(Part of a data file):
%%

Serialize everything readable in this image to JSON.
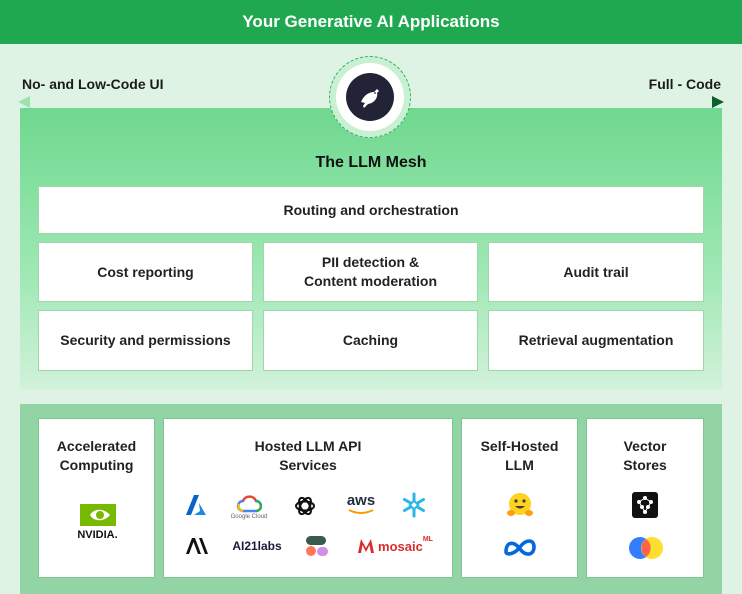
{
  "banner": {
    "title": "Your Generative AI Applications"
  },
  "axis": {
    "left_label": "No- and Low-Code UI",
    "right_label": "Full - Code"
  },
  "mesh": {
    "title": "The LLM Mesh",
    "routing": "Routing and orchestration",
    "cost": "Cost reporting",
    "pii_line1": "PII detection &",
    "pii_line2": "Content moderation",
    "audit": "Audit trail",
    "security": "Security and permissions",
    "caching": "Caching",
    "retrieval": "Retrieval augmentation"
  },
  "infra": {
    "accelerated": {
      "line1": "Accelerated",
      "line2": "Computing",
      "logo_text": "NVIDIA."
    },
    "hosted": {
      "line1": "Hosted LLM API",
      "line2": "Services",
      "google_cloud": "Google Cloud",
      "aws": "aws",
      "ai21": "AI21labs",
      "mosaic": "mosaic",
      "mosaic_sup": "ML"
    },
    "selfhosted": {
      "line1": "Self-Hosted",
      "line2": "LLM"
    },
    "vector": {
      "line1": "Vector",
      "line2": "Stores"
    }
  },
  "colors": {
    "brand_green": "#1fa84f",
    "mesh_green": "#6fd88f",
    "dark": "#1e1e2e"
  }
}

%%

(Stated problem): In this exercise, set down all of the data exactly, without the pictures.

(Result):
Serialize everything readable in this image to JSON.
{
  "banner": {
    "title": "Your Generative AI Applications"
  },
  "axis": {
    "left_label": "No- and Low-Code UI",
    "right_label": "Full - Code"
  },
  "mesh": {
    "title": "The LLM Mesh",
    "routing": "Routing and orchestration",
    "cost": "Cost reporting",
    "pii_line1": "PII detection &",
    "pii_line2": "Content moderation",
    "audit": "Audit trail",
    "security": "Security and permissions",
    "caching": "Caching",
    "retrieval": "Retrieval augmentation"
  },
  "infra": {
    "accelerated": {
      "line1": "Accelerated",
      "line2": "Computing",
      "logo_text": "NVIDIA."
    },
    "hosted": {
      "line1": "Hosted LLM API",
      "line2": "Services",
      "google_cloud": "Google Cloud",
      "aws": "aws",
      "ai21": "AI21labs",
      "mosaic": "mosaic",
      "mosaic_sup": "ML"
    },
    "selfhosted": {
      "line1": "Self-Hosted",
      "line2": "LLM"
    },
    "vector": {
      "line1": "Vector",
      "line2": "Stores"
    }
  },
  "colors": {
    "brand_green": "#1fa84f",
    "mesh_green": "#6fd88f",
    "dark": "#1e1e2e"
  }
}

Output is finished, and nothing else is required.